§ Extracted data
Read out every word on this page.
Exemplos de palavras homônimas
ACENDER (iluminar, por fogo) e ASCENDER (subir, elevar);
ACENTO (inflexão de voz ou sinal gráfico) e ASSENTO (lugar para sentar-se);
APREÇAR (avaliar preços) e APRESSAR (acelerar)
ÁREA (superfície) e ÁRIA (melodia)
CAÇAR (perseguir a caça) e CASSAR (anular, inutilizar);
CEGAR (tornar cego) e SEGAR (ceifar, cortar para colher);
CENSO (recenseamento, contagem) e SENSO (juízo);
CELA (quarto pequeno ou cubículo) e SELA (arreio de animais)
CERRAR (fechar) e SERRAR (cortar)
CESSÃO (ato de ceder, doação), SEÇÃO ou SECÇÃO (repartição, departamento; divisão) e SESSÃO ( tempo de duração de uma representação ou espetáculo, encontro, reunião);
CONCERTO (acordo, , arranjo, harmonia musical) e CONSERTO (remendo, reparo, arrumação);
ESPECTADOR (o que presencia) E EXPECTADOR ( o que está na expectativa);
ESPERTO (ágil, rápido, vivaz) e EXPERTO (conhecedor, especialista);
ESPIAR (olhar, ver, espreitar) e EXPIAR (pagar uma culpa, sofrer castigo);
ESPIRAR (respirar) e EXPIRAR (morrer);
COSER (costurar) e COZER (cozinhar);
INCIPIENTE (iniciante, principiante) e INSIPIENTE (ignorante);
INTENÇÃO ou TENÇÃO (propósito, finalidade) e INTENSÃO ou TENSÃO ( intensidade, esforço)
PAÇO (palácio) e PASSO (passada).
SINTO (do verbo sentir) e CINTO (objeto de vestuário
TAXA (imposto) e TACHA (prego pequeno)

§ Aim
All of the material above needs to be retyped word for word.

§ Response to the exercise
Read out every word on this page.
Exemplos de palavras homônimas
ACENDER (iluminar, por fogo) e ASCENDER (subir, elevar);
ACENTO (inflexão de voz ou sinal gráfico) e ASSENTO (lugar para sentar-se);
APREÇAR (avaliar preços) e APRESSAR (acelerar)
ÁREA (superfície) e ÁRIA (melodia)
CAÇAR (perseguir a caça) e CASSAR (anular, inutilizar);
CEGAR (tornar cego) e SEGAR (ceifar, cortar para colher);
CENSO (recenseamento, contagem) e SENSO (juízo);
CELA (quarto pequeno ou cubículo) e SELA (arreio de animais)
CERRAR (fechar) e SERRAR (cortar)
CESSÃO (ato de ceder, doação), SEÇÃO ou SECÇÃO (repartição, departamento; divisão) e SESSÃO ( tempo de duração de uma representação ou espetáculo, encontro, reunião);
CONCERTO (acordo, , arranjo, harmonia musical) e CONSERTO (remendo, reparo, arrumação);
ESPECTADOR (o que presencia) E EXPECTADOR ( o que está na expectativa);
ESPERTO (ágil, rápido, vivaz) e EXPERTO (conhecedor, especialista);
ESPIAR (olhar, ver, espreitar) e EXPIAR (pagar uma culpa, sofrer castigo);
ESPIRAR (respirar) e EXPIRAR (morrer);
COSER (costurar) e COZER (cozinhar);
INCIPIENTE (iniciante, principiante) e INSIPIENTE (ignorante);
INTENÇÃO ou TENÇÃO (propósito, finalidade) e INTENSÃO ou TENSÃO ( intensidade, esforço)
PAÇO (palácio) e PASSO (passada).
SINTO (do verbo sentir) e CINTO (objeto de vestuário
TAXA (imposto) e TACHA (prego pequeno)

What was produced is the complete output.